** START **
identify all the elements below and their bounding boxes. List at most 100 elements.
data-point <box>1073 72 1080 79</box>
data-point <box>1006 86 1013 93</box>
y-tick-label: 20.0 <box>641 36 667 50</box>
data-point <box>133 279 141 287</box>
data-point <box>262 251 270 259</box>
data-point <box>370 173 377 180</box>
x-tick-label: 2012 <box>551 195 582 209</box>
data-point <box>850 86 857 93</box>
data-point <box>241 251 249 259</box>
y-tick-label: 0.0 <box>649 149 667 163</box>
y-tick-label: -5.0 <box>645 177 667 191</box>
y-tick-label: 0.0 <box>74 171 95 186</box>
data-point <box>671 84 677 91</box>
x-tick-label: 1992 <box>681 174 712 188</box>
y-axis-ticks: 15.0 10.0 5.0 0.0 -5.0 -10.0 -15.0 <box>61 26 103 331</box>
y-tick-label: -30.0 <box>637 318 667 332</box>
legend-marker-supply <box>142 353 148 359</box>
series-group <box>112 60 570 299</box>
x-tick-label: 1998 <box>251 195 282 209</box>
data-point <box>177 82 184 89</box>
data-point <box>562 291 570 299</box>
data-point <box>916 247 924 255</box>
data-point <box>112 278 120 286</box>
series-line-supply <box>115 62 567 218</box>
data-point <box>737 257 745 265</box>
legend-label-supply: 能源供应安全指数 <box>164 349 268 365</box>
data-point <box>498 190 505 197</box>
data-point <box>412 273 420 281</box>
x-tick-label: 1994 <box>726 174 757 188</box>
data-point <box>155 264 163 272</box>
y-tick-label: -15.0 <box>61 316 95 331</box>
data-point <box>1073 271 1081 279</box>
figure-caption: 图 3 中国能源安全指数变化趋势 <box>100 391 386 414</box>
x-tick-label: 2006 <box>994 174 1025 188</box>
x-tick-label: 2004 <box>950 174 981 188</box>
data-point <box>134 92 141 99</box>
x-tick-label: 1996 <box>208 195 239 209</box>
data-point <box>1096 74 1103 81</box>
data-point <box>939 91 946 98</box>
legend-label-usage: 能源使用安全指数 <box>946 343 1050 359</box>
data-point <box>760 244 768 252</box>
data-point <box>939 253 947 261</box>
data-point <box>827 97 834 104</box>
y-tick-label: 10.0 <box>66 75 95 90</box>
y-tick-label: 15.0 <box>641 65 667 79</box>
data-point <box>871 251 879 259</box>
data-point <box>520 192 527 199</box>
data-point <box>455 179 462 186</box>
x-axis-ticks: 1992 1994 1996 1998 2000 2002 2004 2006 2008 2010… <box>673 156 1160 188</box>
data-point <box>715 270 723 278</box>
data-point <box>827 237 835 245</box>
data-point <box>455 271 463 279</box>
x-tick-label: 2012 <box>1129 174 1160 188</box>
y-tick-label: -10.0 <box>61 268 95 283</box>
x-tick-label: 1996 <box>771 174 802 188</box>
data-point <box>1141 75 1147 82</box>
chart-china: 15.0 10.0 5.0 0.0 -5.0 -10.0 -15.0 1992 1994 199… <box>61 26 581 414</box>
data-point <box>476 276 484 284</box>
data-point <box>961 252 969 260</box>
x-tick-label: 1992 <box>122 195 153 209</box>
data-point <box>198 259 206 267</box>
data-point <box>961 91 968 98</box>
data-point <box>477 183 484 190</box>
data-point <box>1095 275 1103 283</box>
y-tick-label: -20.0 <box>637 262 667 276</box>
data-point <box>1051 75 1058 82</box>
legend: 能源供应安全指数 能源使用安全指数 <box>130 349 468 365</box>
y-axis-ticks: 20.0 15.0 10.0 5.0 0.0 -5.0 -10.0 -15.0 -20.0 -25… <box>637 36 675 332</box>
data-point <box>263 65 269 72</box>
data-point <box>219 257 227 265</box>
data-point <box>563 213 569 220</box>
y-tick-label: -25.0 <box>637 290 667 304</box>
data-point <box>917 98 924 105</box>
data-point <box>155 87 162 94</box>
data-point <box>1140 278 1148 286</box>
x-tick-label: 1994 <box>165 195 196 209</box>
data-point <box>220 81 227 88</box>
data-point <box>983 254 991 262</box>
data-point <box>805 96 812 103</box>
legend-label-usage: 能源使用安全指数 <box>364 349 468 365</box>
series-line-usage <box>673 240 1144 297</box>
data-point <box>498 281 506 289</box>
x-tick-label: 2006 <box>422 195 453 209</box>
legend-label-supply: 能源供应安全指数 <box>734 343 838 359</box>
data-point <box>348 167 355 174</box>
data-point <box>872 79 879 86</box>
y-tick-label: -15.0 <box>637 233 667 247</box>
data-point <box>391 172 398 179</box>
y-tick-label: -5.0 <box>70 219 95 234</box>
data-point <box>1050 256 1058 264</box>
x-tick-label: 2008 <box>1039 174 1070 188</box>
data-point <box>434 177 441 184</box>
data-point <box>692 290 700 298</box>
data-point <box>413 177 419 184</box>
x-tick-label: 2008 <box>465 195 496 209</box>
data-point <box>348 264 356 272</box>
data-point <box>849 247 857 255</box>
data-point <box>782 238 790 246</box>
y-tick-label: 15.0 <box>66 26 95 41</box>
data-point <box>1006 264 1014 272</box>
** END **
[REQUIRED WORK]: Copy every line of the records above word for word, with no changes.

[ANSWER TO THIS TASK]:
identify all the elements below and their bounding boxes. List at most 100 elements.
data-point <box>1073 72 1080 79</box>
data-point <box>1006 86 1013 93</box>
y-tick-label: 20.0 <box>641 36 667 50</box>
data-point <box>133 279 141 287</box>
data-point <box>262 251 270 259</box>
data-point <box>370 173 377 180</box>
x-tick-label: 2012 <box>551 195 582 209</box>
data-point <box>850 86 857 93</box>
data-point <box>241 251 249 259</box>
y-tick-label: 0.0 <box>649 149 667 163</box>
y-tick-label: -5.0 <box>645 177 667 191</box>
y-tick-label: 0.0 <box>74 171 95 186</box>
data-point <box>671 84 677 91</box>
x-tick-label: 1992 <box>681 174 712 188</box>
y-axis-ticks: 15.0 10.0 5.0 0.0 -5.0 -10.0 -15.0 <box>61 26 103 331</box>
y-tick-label: -30.0 <box>637 318 667 332</box>
legend-marker-supply <box>142 353 148 359</box>
series-group <box>112 60 570 299</box>
x-tick-label: 1998 <box>251 195 282 209</box>
data-point <box>177 82 184 89</box>
data-point <box>562 291 570 299</box>
data-point <box>916 247 924 255</box>
data-point <box>112 278 120 286</box>
series-line-supply <box>115 62 567 218</box>
data-point <box>737 257 745 265</box>
legend-label-supply: 能源供应安全指数 <box>164 349 268 365</box>
data-point <box>498 190 505 197</box>
data-point <box>412 273 420 281</box>
x-tick-label: 1994 <box>726 174 757 188</box>
data-point <box>155 264 163 272</box>
y-tick-label: -15.0 <box>61 316 95 331</box>
data-point <box>1073 271 1081 279</box>
figure-caption: 图 3 中国能源安全指数变化趋势 <box>100 391 386 414</box>
x-tick-label: 2006 <box>994 174 1025 188</box>
x-tick-label: 2004 <box>950 174 981 188</box>
data-point <box>134 92 141 99</box>
x-tick-label: 1996 <box>208 195 239 209</box>
data-point <box>1096 74 1103 81</box>
data-point <box>939 91 946 98</box>
legend-label-usage: 能源使用安全指数 <box>946 343 1050 359</box>
data-point <box>760 244 768 252</box>
data-point <box>939 253 947 261</box>
data-point <box>827 97 834 104</box>
y-tick-label: 10.0 <box>66 75 95 90</box>
y-tick-label: 15.0 <box>641 65 667 79</box>
data-point <box>871 251 879 259</box>
data-point <box>520 192 527 199</box>
data-point <box>455 179 462 186</box>
x-axis-ticks: 1992 1994 1996 1998 2000 2002 2004 2006 2008 2010… <box>673 156 1160 188</box>
data-point <box>715 270 723 278</box>
data-point <box>827 237 835 245</box>
data-point <box>455 271 463 279</box>
x-tick-label: 2012 <box>1129 174 1160 188</box>
y-tick-label: -10.0 <box>61 268 95 283</box>
x-tick-label: 1996 <box>771 174 802 188</box>
data-point <box>1141 75 1147 82</box>
chart-china: 15.0 10.0 5.0 0.0 -5.0 -10.0 -15.0 1992 1994 199… <box>61 26 581 414</box>
data-point <box>476 276 484 284</box>
data-point <box>961 252 969 260</box>
x-tick-label: 1992 <box>122 195 153 209</box>
data-point <box>198 259 206 267</box>
data-point <box>961 91 968 98</box>
data-point <box>477 183 484 190</box>
data-point <box>1095 275 1103 283</box>
y-tick-label: -20.0 <box>637 262 667 276</box>
data-point <box>1051 75 1058 82</box>
legend: 能源供应安全指数 能源使用安全指数 <box>130 349 468 365</box>
y-axis-ticks: 20.0 15.0 10.0 5.0 0.0 -5.0 -10.0 -15.0 -20.0 -25… <box>637 36 675 332</box>
data-point <box>263 65 269 72</box>
data-point <box>219 257 227 265</box>
data-point <box>563 213 569 220</box>
y-tick-label: -25.0 <box>637 290 667 304</box>
data-point <box>917 98 924 105</box>
data-point <box>155 87 162 94</box>
data-point <box>1140 278 1148 286</box>
x-tick-label: 1994 <box>165 195 196 209</box>
data-point <box>220 81 227 88</box>
data-point <box>983 254 991 262</box>
data-point <box>805 96 812 103</box>
legend-label-usage: 能源使用安全指数 <box>364 349 468 365</box>
series-line-usage <box>673 240 1144 297</box>
data-point <box>498 281 506 289</box>
x-tick-label: 2006 <box>422 195 453 209</box>
legend-label-supply: 能源供应安全指数 <box>734 343 838 359</box>
data-point <box>348 167 355 174</box>
data-point <box>872 79 879 86</box>
y-tick-label: -15.0 <box>637 233 667 247</box>
data-point <box>391 172 398 179</box>
y-tick-label: -5.0 <box>70 219 95 234</box>
data-point <box>1050 256 1058 264</box>
x-tick-label: 2008 <box>1039 174 1070 188</box>
data-point <box>434 177 441 184</box>
data-point <box>692 290 700 298</box>
data-point <box>413 177 419 184</box>
x-tick-label: 2008 <box>465 195 496 209</box>
data-point <box>348 264 356 272</box>
data-point <box>849 247 857 255</box>
data-point <box>782 238 790 246</box>
y-tick-label: 15.0 <box>66 26 95 41</box>
data-point <box>1006 264 1014 272</box>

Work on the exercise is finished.